> _Data for this task_:
_ _ _ _

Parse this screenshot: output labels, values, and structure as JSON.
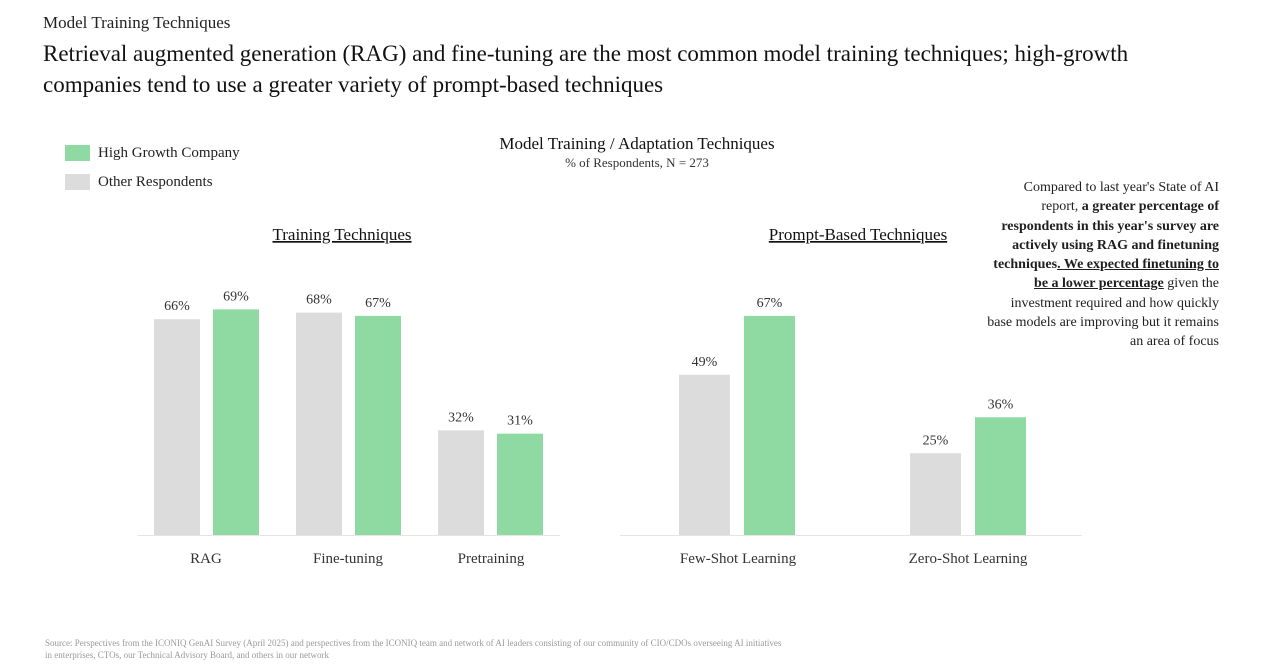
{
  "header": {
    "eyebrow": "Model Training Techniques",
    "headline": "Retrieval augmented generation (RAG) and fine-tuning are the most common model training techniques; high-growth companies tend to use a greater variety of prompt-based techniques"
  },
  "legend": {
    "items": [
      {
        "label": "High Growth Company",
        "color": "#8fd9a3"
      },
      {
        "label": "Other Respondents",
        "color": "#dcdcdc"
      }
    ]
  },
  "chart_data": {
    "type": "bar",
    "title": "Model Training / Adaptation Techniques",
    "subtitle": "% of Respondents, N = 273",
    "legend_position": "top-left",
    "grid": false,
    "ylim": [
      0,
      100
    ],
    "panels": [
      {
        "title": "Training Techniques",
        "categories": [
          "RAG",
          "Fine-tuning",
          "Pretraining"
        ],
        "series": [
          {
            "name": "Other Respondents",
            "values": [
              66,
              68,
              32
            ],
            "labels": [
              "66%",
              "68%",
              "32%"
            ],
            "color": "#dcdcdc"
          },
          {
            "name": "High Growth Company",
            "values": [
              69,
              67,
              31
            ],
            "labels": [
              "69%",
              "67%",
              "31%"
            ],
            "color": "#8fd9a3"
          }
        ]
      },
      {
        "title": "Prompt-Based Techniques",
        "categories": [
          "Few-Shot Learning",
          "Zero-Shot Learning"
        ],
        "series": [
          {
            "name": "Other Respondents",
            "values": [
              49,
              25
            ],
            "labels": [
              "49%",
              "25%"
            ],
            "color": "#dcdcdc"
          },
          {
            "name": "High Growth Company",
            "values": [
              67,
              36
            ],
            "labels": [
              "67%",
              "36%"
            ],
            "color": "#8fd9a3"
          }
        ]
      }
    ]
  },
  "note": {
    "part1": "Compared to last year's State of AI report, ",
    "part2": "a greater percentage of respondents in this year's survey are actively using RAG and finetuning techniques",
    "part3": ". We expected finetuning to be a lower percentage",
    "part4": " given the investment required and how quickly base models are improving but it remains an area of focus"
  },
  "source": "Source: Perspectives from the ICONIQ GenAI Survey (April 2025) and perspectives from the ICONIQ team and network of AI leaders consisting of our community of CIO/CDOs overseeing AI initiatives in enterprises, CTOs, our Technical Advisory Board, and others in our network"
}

_ _ _ _

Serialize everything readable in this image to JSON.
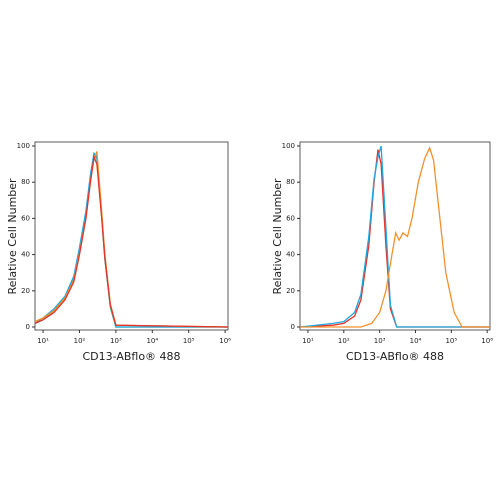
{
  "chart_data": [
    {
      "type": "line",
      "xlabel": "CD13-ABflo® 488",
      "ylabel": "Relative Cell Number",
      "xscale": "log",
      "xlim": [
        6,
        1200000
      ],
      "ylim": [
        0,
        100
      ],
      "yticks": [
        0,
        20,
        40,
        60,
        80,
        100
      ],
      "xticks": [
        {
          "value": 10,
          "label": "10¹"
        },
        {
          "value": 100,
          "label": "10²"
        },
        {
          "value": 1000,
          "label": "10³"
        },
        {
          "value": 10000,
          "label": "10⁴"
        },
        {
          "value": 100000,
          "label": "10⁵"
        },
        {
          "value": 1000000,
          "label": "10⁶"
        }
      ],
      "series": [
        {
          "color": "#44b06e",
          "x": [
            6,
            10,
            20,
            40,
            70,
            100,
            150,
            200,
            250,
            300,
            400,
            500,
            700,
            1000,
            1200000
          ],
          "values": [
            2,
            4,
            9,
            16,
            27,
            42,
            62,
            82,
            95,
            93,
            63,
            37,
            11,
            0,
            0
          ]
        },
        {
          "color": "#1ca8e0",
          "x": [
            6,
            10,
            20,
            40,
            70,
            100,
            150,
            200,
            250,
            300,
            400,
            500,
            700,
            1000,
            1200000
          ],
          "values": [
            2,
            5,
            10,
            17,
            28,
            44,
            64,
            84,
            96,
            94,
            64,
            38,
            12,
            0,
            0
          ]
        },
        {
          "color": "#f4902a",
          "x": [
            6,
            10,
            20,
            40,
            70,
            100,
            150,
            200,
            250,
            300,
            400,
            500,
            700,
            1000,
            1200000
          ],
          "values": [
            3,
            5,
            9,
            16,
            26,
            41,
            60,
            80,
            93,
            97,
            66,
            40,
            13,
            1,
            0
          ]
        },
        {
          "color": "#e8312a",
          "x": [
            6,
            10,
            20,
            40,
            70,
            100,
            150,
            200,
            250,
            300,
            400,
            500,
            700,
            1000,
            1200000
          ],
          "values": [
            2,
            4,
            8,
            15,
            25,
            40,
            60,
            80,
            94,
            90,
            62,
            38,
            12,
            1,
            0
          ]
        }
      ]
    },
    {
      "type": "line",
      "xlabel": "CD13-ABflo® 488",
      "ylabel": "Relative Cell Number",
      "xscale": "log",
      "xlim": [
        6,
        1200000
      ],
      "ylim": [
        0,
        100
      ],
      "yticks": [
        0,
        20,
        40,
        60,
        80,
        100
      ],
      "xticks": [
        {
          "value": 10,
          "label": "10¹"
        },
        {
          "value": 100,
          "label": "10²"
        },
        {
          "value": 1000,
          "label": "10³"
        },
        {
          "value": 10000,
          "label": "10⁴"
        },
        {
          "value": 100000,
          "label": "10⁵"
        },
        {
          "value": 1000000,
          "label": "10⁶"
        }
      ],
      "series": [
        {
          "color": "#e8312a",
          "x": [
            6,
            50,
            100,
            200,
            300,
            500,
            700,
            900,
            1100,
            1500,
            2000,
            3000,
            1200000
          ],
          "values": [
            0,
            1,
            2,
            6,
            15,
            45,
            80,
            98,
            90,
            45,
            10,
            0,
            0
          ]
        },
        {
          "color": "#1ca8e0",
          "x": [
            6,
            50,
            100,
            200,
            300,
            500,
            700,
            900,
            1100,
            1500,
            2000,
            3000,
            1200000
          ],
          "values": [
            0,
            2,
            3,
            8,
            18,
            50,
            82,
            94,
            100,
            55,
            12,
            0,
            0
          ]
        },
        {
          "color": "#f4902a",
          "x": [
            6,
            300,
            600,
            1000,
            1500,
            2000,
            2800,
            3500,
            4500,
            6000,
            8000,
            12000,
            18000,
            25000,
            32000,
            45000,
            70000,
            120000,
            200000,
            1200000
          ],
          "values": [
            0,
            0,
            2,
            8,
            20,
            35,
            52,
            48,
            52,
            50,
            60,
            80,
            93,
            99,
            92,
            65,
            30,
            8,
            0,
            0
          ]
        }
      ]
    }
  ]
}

_ _ _ _

> _The task_:
Copy out every line of the data that includes the word "Learning".

> _Output for this task_:
          "Few-Shot Learning",
          "Zero-Shot Learning"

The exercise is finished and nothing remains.